> **SET TASK**: Each line that contains the string "this" counts once; report how many such lines appear in the data, as a number only.

> **EXERCISE MATERIALS**:
■ ■ ■ ■ ■ ■ ■

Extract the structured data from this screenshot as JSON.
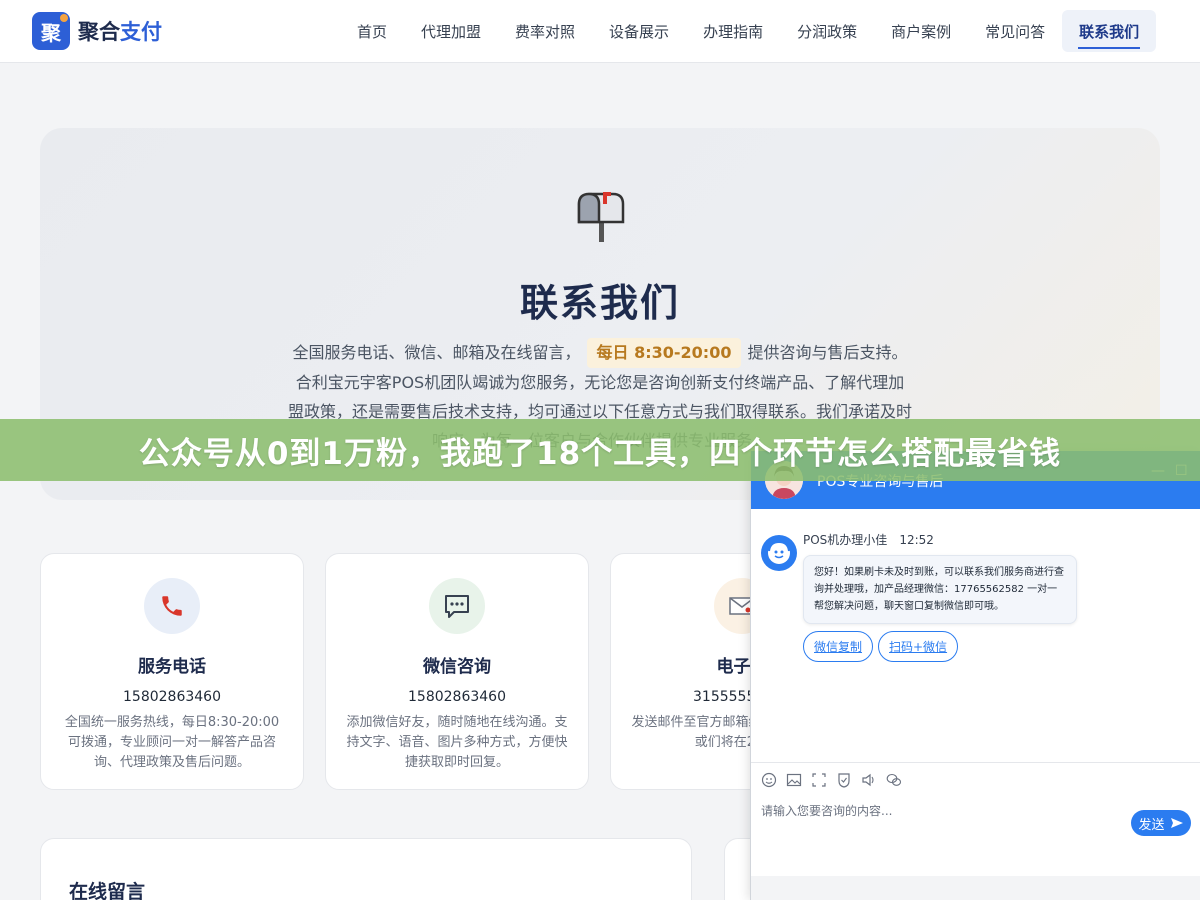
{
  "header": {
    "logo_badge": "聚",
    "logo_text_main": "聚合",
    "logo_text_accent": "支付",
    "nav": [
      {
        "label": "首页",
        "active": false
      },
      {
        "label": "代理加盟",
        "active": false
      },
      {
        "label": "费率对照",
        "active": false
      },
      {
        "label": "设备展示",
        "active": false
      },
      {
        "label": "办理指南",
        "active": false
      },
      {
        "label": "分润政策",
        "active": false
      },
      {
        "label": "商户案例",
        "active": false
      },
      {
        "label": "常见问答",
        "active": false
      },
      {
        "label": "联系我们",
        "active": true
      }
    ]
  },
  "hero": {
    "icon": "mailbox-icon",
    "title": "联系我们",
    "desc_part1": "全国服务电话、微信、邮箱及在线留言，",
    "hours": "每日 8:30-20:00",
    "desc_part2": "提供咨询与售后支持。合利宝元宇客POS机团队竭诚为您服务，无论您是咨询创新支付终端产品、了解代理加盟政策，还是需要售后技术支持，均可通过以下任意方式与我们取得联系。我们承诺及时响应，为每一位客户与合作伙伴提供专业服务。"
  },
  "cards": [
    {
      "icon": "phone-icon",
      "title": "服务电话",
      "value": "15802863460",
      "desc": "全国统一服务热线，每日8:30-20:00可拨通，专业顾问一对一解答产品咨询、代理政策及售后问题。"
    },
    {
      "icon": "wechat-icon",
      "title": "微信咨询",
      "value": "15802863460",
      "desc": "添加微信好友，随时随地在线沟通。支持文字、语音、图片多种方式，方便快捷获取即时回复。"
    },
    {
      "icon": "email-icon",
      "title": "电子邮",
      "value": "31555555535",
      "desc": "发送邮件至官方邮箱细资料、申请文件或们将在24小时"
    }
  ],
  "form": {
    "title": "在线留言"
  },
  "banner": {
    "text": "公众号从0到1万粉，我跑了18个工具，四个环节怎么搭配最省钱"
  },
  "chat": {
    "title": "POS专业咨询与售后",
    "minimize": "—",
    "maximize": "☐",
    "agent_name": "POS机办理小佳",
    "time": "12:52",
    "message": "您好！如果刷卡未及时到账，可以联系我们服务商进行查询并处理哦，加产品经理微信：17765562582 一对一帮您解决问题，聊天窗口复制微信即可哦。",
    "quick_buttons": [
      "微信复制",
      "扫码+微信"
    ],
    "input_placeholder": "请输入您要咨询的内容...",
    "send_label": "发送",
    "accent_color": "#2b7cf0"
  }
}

■ ■ ■ ■ ■ ■ ■

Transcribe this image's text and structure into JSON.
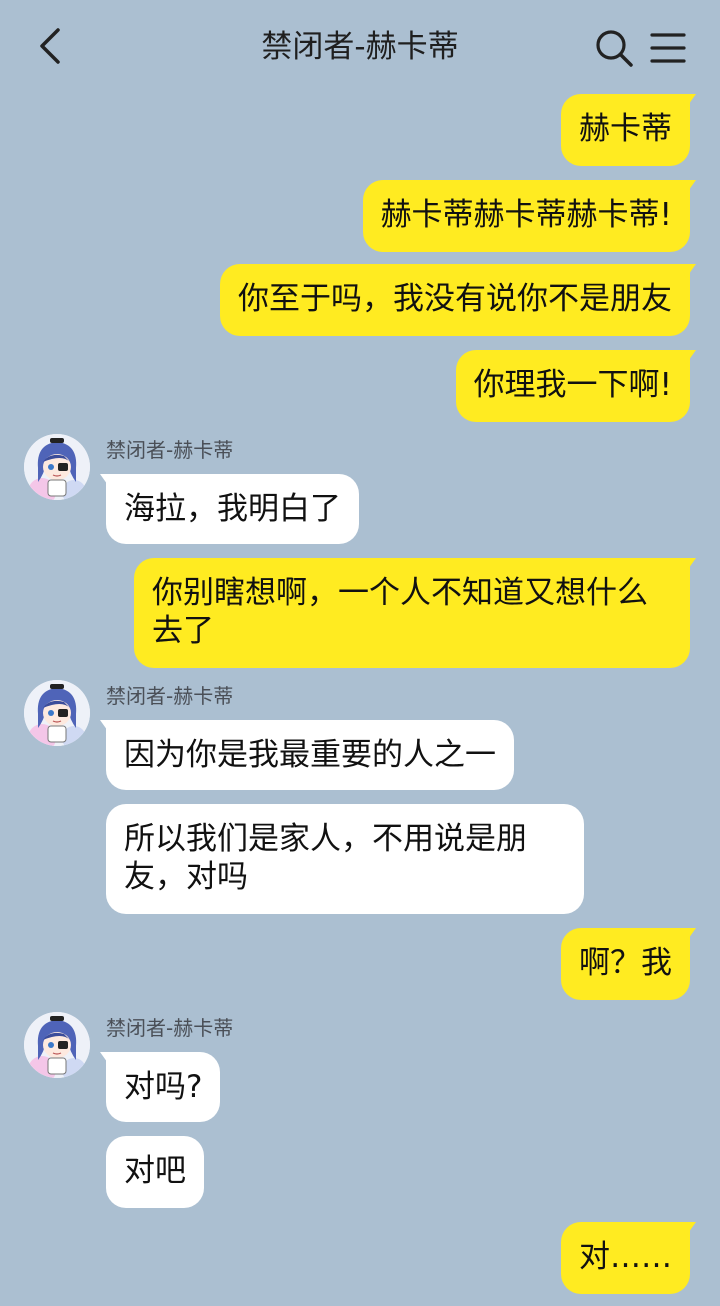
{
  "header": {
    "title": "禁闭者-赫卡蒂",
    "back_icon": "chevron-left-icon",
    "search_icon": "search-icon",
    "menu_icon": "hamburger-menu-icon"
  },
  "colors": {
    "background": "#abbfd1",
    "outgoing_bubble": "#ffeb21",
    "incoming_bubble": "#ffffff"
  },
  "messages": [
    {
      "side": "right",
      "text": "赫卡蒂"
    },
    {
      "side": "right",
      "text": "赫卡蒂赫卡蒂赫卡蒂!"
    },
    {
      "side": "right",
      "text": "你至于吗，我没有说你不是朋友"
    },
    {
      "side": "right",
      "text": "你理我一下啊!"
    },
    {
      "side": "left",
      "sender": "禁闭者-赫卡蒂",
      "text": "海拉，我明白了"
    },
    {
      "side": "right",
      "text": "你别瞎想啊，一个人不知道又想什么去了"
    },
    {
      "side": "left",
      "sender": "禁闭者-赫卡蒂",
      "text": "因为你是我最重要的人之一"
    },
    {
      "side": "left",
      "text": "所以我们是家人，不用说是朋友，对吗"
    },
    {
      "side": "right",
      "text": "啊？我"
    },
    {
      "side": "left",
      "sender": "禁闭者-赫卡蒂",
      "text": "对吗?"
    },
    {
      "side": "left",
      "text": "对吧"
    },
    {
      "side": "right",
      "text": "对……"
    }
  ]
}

■ ■ ■ ■ ■ ■ ■

> **THE COMPLETED TASK**: 2